TEXT PASSAGE:
•••

Other scientists quickly tackled some of the uncertainties. Climate modeler Curt Covey and two colleagues at the National Center for Atmospheric Research remodeled the entire hypothesis in 1984. Their model included the large-scale movement of air (atmospheric circulation) and their analysis found that, yes, the aftereffects of a nuclear exchange would cause the planet’s surface temperature to drop, though not by as much as 35 degrees Celsius. Their calculation suggested the drop would be only between 10-20 degrees, more of a nuclear autumn than winter. However, this was still enough of a change to cause serious problems such as crop failure.
The MOD’s Response
Merchants of doubt Fred Seitz, Robert Jastrow, and Edward Teller were unhappy with the direction the studies were headed in. They didn’t like Carl Sagan or some of the other scientists involved with the studies.
In 1984, Jastrow created the George C. Marshall Institute with Frederick Seitz and William Nierenberg. The Marshall Institute’s goal was to improve the public’s scientific literacy when it came to national security and other public concerns, which it would do by distributing materials, holding training seminars for journalists and congressional employees, and writing opinion pieces and articles. Jastrow thought people opposed SDI because they didn’t understand it.
1986 was a big year for the MODs:
1. The Union of Concerned Scientists (UCS), who opposed weapons research, put together a TV program about SDI that the Marshall Institute considered one-sided. The Institute wrote to all the networks that were planning to air it that the Fairness Doctrine would oblige them to show the Institute’s viewpoint as well. As a result, few networks ran the UCS program so that they wouldn’t be obliged to run anything by Jastrow.
2. In a 1986 letter to Nature, Kerry Emanuel, a hurricane scientist, claimed that everyone involved in the nuclear winter theory lacked “scientific integrity.” He wrote that:
- There was too much uncertainty around the subject. (As we learned, certainty was impossible when it came to nuclear winter because the only way to find out for sure what would happen was to start and observe a nuclear war.)
- The modeling was approximate and failed to consider hurricanes. (The scientists had acknowledged that this was a major uncertainty. Additionally, even today, models can’t capture hurricanes because they’re too small.)
- Sagan had undermined standard scientific practice by announcing the nuclear winter theory early. Additionally, in Parade, he’d played up the worst-case scenarios and had failed to mention some of the uncertainties. (This was true, and Emanuel wasn’t the only scientist to take issue with it.)
3. Jastrow wrote a fund-raising letter concluding that the change in temperature predictions—from winter to autumn—showed that the TTAPS scientists had been blowing everything out of proportion. He accused them of doing bad science by ignoring mitigating factors.
4. Jastrow hired Russell Seitz to keep pushing scientific fraud and he wrote an article in National Interest. The article was about how scientists shouldn’t be trusted at all and Seitz wrote that:
- All the organizations that were involved in nuclear winter research were biased—they were all liberal or environmentalists.

•••

DATA EXCERPTS:
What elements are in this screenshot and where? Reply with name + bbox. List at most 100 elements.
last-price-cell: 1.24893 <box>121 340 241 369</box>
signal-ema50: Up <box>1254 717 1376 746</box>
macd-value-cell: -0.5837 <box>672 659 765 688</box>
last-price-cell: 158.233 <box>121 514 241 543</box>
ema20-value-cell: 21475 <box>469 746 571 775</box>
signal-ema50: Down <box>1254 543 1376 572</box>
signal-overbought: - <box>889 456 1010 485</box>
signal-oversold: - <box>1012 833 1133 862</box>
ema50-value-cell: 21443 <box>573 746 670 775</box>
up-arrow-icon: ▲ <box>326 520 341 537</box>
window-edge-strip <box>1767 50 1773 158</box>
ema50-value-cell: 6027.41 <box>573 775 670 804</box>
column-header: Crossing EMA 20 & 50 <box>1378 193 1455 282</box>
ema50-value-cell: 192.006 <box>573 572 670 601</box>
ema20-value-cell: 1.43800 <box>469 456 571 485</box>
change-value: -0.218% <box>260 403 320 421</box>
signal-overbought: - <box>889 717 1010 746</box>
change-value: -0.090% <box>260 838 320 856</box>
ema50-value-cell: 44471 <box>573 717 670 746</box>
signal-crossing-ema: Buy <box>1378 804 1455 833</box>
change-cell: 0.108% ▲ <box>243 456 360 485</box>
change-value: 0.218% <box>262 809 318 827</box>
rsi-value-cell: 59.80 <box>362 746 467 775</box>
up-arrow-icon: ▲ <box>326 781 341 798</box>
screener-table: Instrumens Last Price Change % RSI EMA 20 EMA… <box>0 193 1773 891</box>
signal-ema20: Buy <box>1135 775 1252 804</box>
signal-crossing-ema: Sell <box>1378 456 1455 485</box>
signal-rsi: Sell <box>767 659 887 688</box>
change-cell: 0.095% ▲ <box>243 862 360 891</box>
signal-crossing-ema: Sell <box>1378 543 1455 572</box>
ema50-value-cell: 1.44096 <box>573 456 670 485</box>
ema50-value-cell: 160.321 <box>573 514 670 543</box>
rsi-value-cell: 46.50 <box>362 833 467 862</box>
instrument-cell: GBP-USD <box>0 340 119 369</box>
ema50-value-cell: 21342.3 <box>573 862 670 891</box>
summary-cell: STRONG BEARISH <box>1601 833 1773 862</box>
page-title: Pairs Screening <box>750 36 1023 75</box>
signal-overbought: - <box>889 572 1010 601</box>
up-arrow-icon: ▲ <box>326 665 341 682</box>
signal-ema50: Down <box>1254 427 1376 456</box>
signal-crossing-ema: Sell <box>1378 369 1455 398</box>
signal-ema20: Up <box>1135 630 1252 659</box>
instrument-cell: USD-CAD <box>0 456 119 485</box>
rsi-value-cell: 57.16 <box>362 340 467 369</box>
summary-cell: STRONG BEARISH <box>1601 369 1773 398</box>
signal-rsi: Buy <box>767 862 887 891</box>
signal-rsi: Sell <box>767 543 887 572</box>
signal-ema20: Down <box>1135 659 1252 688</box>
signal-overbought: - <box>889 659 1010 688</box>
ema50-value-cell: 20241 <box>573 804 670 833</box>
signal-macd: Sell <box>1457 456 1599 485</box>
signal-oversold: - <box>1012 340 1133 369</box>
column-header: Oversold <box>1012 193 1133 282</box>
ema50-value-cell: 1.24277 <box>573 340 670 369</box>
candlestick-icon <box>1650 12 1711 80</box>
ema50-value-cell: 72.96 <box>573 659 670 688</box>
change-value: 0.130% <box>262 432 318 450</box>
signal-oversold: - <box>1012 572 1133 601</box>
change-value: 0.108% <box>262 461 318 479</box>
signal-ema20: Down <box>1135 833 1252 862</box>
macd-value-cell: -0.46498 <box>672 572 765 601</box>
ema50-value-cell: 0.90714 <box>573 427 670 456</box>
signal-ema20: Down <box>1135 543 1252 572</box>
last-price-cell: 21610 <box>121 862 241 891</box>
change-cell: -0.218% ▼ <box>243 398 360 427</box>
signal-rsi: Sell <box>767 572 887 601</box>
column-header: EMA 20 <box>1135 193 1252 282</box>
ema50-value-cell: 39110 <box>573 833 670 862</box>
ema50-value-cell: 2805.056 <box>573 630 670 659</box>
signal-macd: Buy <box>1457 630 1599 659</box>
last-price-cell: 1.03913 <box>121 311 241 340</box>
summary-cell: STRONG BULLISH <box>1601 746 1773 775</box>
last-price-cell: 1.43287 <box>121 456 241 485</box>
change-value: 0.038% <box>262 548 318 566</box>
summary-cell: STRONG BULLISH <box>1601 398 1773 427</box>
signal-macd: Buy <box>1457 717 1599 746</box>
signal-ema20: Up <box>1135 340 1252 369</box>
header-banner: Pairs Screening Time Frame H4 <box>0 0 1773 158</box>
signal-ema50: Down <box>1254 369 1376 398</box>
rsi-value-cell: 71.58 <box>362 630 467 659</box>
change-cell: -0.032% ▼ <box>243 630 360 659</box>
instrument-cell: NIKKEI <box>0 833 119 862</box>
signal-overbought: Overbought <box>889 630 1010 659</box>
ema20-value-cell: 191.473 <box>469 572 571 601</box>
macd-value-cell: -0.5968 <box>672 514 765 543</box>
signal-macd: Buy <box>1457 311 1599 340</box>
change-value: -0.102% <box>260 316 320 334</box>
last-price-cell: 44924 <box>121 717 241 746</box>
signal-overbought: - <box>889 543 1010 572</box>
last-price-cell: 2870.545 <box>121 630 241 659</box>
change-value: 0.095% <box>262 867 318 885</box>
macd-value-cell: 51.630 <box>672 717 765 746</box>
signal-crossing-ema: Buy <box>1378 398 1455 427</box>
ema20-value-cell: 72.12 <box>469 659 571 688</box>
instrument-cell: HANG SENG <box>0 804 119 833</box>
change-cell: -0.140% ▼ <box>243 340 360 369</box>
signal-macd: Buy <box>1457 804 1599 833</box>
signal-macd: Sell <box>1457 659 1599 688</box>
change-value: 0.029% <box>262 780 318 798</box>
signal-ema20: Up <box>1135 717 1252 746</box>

•••

WHAT IS ASKED:
1. Answer these questions from the nuclear winter passage:
(a) With whom did Jastrow create the George C. Marshall Institute?
(b) By how many degrees did the 1984 calculation by Covey and his colleagues suggest the surface temperature would drop?
(c) In which publication did Russell Seitz write his article?
2. Retype the stretch of the nuclear winter passage from "2. In a 1986" through "they’re too small.)", keeping every word and mark unchanged.
Rely on the nuclear winter passage alone for your answers.

ANSWER SET:
1.
(a) Frederick Seitz and William Nierenberg
(b) Between 10 and 20 degrees
(c) National Interest

2.
2. In a 1986 letter to Nature, Kerry Emanuel, a hurricane scientist, claimed that everyone involved in the nuclear winter theory lacked “scientific integrity.” He wrote that:
- There was too much uncertainty around the subject. (As we learned, certainty was impossible when it came to nuclear winter because the only way to find out for sure what would happen was to start and observe a nuclear war.)
- The modeling was approximate and failed to consider hurricanes. (The scientists had acknowledged that this was a major uncertainty. Additionally, even today, models can’t capture hurricanes because they’re too small.)